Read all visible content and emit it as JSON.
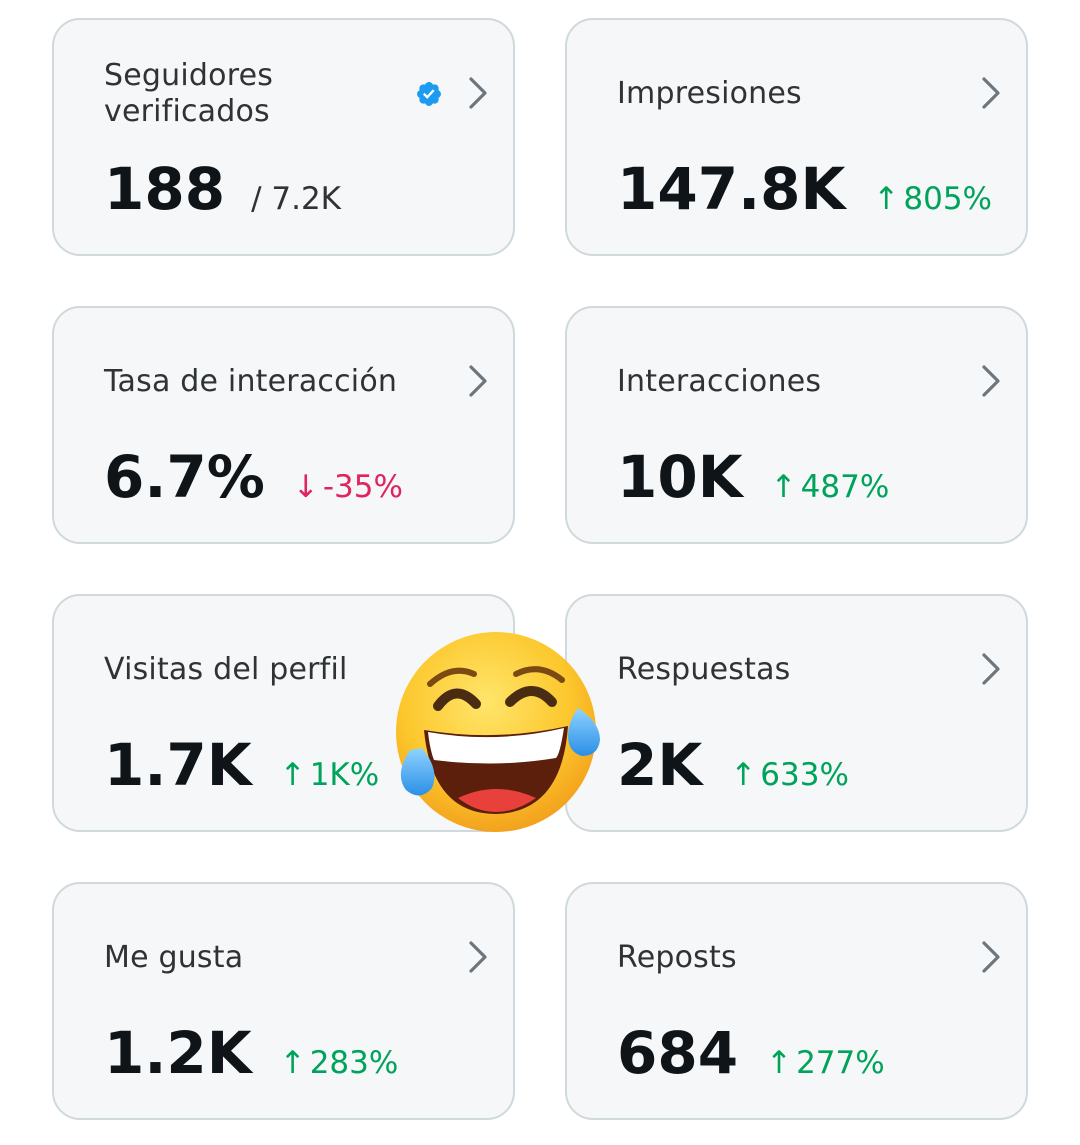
{
  "cards": [
    {
      "title": "Seguidores\nverificados",
      "value": "188",
      "sub": "/ 7.2K",
      "icon": "verified-badge-icon"
    },
    {
      "title": "Impresiones",
      "value": "147.8K",
      "change": {
        "arrow": "↑",
        "text": "805%",
        "direction": "up"
      }
    },
    {
      "title": "Tasa de interacción",
      "value": "6.7%",
      "change": {
        "arrow": "↓",
        "text": "-35%",
        "direction": "down"
      }
    },
    {
      "title": "Interacciones",
      "value": "10K",
      "change": {
        "arrow": "↑",
        "text": "487%",
        "direction": "up"
      }
    },
    {
      "title": "Visitas del perfil",
      "value": "1.7K",
      "change": {
        "arrow": "↑",
        "text": "1K%",
        "direction": "up"
      }
    },
    {
      "title": "Respuestas",
      "value": "2K",
      "change": {
        "arrow": "↑",
        "text": "633%",
        "direction": "up"
      }
    },
    {
      "title": "Me gusta",
      "value": "1.2K",
      "change": {
        "arrow": "↑",
        "text": "283%",
        "direction": "up"
      }
    },
    {
      "title": "Reposts",
      "value": "684",
      "change": {
        "arrow": "↑",
        "text": "277%",
        "direction": "up"
      }
    }
  ],
  "colors": {
    "up": "#00a35a",
    "down": "#e0245e",
    "verified": "#1d9bf0",
    "card_bg": "#f5f7f8",
    "card_border": "#cfd9de"
  },
  "overlay": {
    "icon": "face-with-tears-of-joy-emoji"
  }
}
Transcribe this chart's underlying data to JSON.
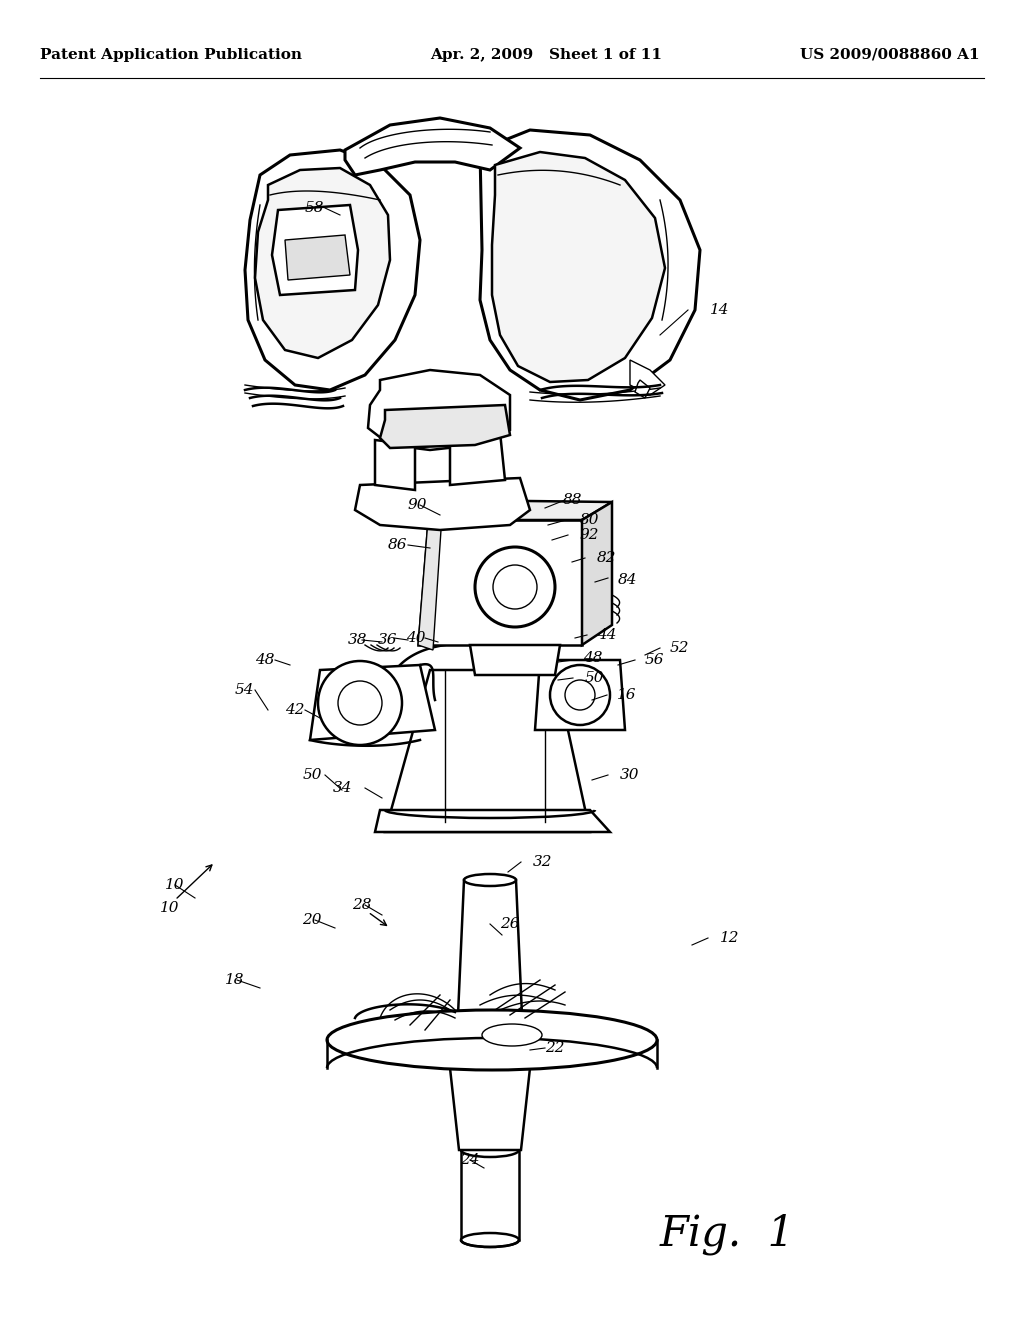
{
  "background_color": "#ffffff",
  "header_left": "Patent Application Publication",
  "header_center": "Apr. 2, 2009   Sheet 1 of 11",
  "header_right": "US 2009/0088860 A1",
  "figure_label": "Fig.  1",
  "line_color": "#000000",
  "header_fontsize": 11,
  "fig_label_fontsize": 30,
  "lw_main": 1.8,
  "lw_thin": 1.0,
  "lw_thick": 2.2
}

· · ·

## GIVEN EXERCISE
Omit the pictures and please write out exactly the lines between the one containing "Transcribe this chart's" and the last line of the entries, both included.

## EXERCISE ANSWER
Transcribe this chart's underlying data to JSON.
{
  "background_color": "#ffffff",
  "header_left": "Patent Application Publication",
  "header_center": "Apr. 2, 2009   Sheet 1 of 11",
  "header_right": "US 2009/0088860 A1",
  "figure_label": "Fig.  1",
  "line_color": "#000000",
  "header_fontsize": 11,
  "fig_label_fontsize": 30,
  "lw_main": 1.8,
  "lw_thin": 1.0,
  "lw_thick": 2.2
}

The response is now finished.